(GIVEN TASK)
Copy every line in which the string "THỜI" occurs.

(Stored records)
>> Begin

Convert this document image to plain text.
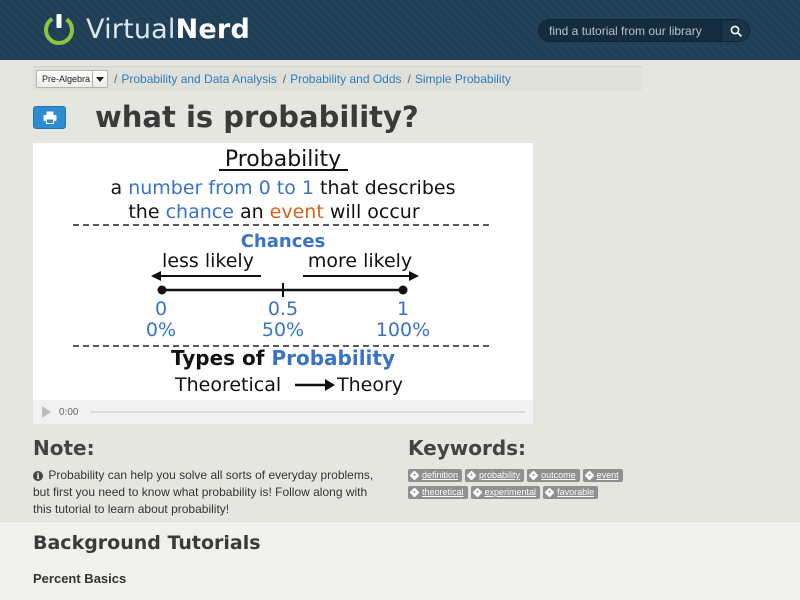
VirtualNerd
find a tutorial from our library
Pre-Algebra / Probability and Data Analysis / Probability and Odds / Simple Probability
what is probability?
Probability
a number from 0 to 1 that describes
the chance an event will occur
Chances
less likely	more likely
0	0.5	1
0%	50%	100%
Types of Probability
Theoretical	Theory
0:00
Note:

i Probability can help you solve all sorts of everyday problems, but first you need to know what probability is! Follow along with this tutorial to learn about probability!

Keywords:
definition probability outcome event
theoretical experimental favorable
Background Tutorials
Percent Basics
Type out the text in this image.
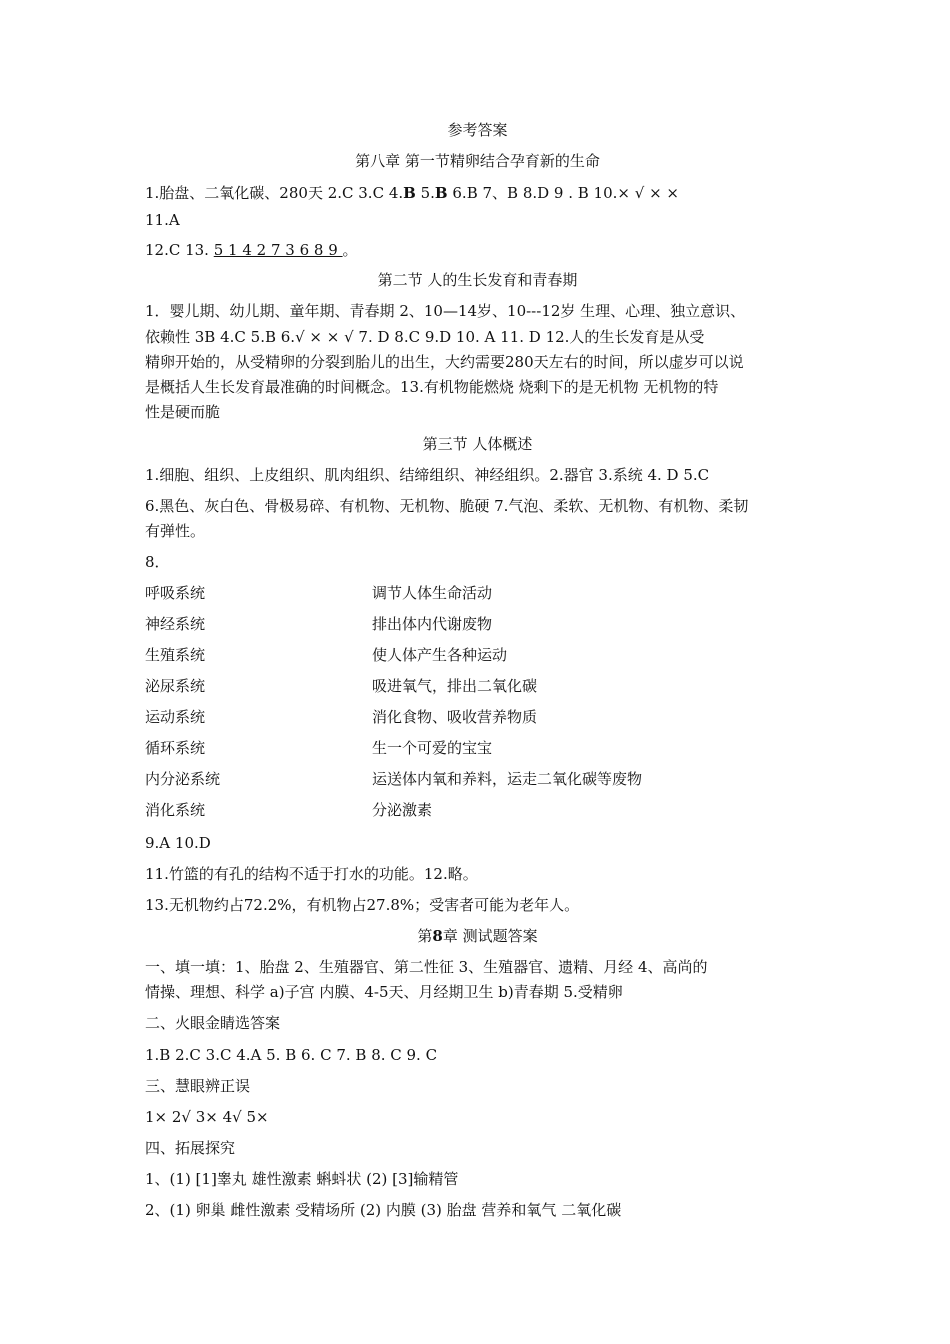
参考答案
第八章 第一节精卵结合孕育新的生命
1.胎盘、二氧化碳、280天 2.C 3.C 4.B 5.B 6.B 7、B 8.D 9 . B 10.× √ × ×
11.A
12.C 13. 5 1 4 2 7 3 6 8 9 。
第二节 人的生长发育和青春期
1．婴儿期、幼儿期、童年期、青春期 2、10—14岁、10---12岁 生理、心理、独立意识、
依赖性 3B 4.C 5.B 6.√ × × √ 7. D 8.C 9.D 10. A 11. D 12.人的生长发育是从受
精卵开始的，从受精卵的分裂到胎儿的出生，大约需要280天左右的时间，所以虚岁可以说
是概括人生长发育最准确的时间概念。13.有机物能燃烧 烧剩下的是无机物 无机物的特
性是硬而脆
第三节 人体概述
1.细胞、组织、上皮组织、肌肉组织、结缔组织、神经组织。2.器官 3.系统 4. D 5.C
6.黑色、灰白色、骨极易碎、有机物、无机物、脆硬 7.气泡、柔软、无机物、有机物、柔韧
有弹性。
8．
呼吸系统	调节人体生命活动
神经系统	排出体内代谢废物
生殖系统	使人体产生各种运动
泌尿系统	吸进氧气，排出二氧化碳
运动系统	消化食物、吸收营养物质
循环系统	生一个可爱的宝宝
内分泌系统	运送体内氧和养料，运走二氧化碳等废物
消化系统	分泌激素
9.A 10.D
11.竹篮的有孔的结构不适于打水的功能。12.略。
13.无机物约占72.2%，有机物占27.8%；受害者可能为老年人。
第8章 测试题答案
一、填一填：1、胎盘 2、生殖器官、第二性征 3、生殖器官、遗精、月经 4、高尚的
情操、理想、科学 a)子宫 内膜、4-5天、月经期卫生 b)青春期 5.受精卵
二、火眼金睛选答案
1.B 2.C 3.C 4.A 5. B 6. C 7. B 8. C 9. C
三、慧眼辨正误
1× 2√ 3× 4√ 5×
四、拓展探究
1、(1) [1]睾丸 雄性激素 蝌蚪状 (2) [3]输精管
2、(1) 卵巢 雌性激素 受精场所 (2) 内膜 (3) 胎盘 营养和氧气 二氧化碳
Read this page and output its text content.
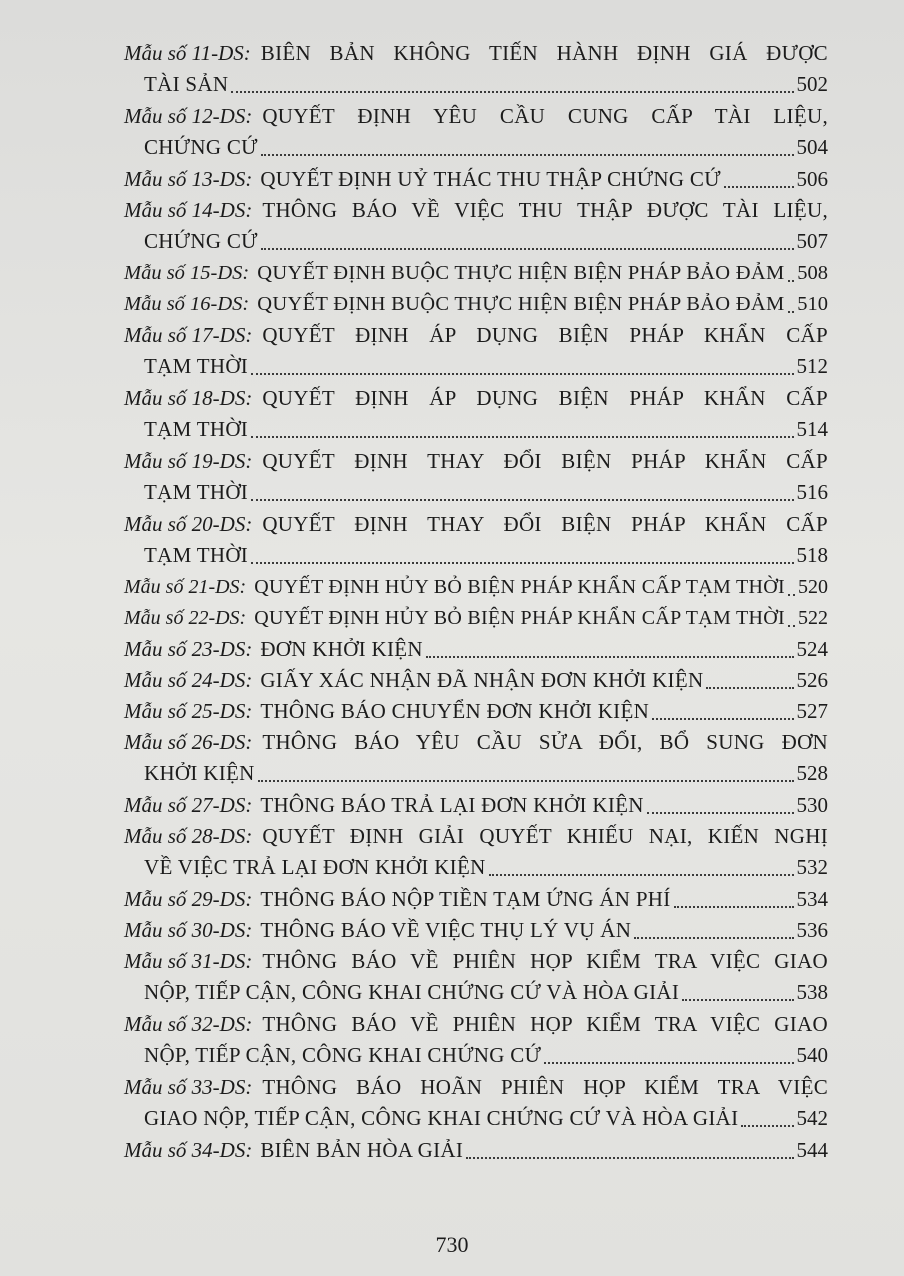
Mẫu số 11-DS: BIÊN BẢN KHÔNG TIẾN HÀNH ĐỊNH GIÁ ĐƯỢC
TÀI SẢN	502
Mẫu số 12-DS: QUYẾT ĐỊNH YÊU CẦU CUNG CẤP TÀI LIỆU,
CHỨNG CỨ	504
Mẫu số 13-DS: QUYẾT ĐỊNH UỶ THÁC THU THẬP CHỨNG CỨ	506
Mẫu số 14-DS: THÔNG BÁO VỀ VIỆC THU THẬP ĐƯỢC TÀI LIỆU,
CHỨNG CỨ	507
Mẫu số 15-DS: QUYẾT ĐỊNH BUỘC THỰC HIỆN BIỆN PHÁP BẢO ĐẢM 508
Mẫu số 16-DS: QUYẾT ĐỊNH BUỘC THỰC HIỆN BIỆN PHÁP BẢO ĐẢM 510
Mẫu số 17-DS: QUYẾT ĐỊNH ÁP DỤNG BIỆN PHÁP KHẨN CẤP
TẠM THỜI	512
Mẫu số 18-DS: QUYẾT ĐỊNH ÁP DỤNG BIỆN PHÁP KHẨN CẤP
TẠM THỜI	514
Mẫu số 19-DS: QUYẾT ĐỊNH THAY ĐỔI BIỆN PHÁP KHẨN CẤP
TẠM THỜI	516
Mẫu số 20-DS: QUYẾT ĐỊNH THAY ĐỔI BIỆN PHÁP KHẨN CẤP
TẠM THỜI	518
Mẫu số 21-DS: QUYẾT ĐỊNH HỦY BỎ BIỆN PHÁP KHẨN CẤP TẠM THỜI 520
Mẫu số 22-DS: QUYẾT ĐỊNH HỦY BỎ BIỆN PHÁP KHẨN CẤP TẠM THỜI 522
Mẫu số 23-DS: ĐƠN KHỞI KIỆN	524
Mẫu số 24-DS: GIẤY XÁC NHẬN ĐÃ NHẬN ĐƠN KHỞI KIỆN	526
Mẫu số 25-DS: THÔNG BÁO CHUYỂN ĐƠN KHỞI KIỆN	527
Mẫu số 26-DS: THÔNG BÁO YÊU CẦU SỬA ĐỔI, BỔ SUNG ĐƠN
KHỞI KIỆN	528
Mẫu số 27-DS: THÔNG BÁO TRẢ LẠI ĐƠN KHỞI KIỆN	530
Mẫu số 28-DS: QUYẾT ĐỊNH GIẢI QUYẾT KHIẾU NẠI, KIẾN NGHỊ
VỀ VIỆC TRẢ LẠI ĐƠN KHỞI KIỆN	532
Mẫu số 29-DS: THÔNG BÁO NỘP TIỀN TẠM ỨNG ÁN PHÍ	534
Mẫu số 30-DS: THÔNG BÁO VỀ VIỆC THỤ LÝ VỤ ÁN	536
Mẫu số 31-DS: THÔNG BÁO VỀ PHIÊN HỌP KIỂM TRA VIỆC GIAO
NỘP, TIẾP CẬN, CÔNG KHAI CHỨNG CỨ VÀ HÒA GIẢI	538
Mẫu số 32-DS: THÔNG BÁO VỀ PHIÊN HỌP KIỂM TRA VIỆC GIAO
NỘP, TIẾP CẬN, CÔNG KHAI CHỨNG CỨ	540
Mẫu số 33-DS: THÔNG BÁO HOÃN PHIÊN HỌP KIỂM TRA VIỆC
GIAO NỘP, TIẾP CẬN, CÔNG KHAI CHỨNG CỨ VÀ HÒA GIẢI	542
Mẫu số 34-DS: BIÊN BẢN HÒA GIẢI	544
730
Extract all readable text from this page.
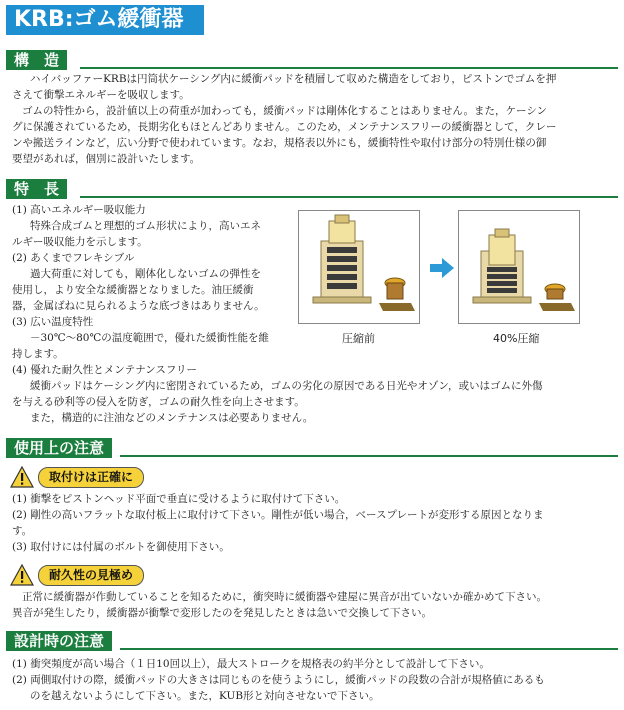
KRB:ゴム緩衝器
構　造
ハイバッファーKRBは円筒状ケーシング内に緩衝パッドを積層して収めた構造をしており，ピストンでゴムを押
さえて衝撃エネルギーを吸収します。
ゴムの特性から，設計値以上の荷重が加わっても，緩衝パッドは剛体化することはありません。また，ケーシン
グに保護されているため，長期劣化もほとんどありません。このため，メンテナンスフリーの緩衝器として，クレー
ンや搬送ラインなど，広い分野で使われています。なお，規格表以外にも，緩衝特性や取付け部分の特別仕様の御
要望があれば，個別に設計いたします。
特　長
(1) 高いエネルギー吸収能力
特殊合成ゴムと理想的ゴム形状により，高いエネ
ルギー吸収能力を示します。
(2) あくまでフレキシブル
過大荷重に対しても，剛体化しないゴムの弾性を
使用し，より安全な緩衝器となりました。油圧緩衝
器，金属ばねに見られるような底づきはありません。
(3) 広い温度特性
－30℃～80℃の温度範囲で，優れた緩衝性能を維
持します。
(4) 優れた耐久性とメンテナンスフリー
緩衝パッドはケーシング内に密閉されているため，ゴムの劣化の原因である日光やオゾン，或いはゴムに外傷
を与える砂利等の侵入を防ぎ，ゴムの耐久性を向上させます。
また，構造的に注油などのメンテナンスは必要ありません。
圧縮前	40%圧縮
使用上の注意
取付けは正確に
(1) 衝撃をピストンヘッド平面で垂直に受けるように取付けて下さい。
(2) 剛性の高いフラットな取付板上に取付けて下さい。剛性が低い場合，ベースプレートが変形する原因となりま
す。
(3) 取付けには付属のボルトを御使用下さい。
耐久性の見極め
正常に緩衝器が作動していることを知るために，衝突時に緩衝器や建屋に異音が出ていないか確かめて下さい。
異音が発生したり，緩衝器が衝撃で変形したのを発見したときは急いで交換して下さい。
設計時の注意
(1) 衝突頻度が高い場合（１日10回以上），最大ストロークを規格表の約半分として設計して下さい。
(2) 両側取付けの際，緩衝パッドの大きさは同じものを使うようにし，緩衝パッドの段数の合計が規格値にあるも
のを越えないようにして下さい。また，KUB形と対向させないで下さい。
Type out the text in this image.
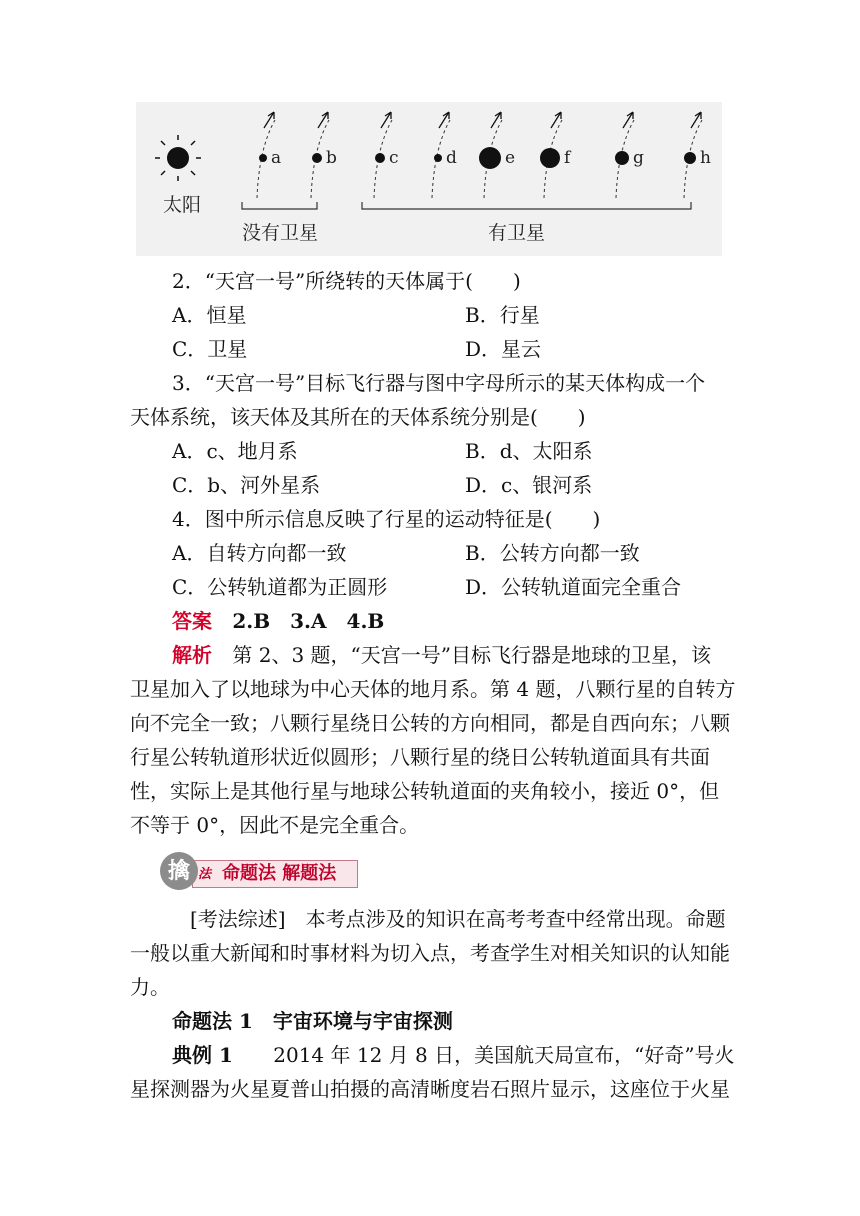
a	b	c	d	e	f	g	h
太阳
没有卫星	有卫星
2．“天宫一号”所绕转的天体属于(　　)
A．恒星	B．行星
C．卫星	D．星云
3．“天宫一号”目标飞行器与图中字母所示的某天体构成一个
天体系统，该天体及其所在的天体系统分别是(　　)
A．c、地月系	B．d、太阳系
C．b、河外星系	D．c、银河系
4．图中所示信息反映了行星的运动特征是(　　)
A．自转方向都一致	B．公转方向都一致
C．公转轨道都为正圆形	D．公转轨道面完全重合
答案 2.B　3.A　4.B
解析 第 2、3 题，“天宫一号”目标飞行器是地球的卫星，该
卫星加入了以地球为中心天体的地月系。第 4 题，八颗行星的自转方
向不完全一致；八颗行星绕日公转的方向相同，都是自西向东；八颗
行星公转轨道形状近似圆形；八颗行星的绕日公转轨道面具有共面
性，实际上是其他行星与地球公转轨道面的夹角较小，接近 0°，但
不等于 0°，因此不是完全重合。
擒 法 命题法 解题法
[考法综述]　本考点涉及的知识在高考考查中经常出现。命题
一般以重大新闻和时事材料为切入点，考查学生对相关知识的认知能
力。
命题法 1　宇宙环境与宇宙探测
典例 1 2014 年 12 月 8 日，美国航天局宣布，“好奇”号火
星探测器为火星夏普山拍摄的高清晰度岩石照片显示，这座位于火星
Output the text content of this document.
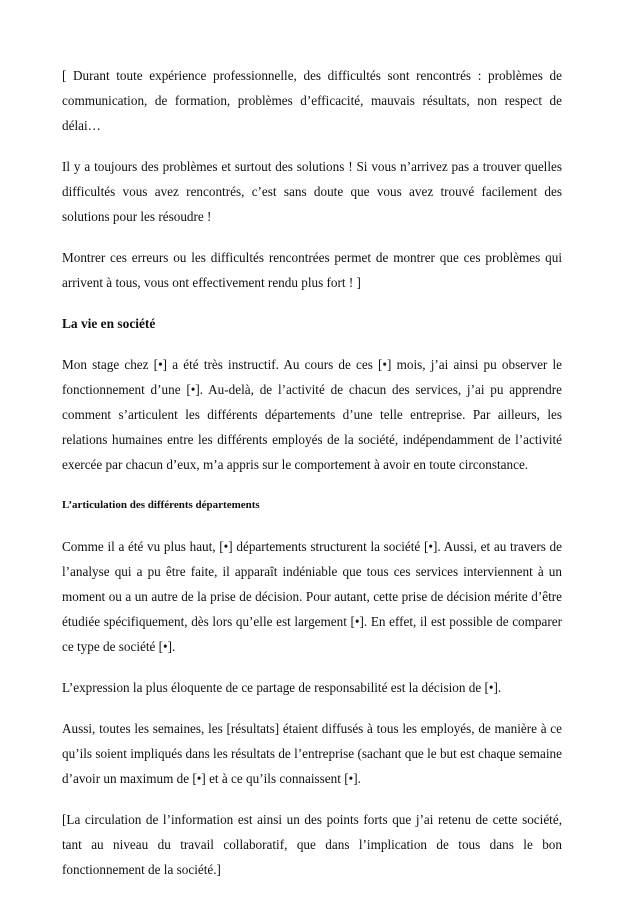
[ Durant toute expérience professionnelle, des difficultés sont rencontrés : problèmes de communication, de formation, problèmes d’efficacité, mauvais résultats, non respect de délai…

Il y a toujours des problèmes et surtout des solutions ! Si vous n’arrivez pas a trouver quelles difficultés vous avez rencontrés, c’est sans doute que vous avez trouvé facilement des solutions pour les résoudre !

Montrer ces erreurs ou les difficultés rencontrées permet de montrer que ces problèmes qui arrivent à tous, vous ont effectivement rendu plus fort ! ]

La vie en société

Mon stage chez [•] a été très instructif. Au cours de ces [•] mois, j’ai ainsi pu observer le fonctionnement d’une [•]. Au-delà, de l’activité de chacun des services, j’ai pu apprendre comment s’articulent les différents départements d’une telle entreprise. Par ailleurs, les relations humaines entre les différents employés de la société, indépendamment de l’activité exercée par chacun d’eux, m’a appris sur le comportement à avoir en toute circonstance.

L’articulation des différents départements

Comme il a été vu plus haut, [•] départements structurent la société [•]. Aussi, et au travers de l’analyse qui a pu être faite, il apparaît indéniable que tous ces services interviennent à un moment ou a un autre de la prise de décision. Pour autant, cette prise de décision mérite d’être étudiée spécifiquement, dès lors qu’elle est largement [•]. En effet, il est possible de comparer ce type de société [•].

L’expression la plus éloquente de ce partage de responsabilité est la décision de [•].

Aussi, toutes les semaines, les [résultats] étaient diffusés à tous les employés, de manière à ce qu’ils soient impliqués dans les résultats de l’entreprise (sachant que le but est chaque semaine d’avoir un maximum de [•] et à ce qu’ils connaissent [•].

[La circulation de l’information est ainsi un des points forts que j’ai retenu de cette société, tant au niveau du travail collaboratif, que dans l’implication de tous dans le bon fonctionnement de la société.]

>> End

(CORRECT RESULT)
TẠM THỜI	512
TẠM THỜI	514
TẠM THỜI	516
TẠM THỜI	518
Mẫu số 21-DS: QUYẾT ĐỊNH HỦY BỎ BIỆN PHÁP KHẨN CẤP TẠM THỜI 520
Mẫu số 22-DS: QUYẾT ĐỊNH HỦY BỎ BIỆN PHÁP KHẨN CẤP TẠM THỜI 522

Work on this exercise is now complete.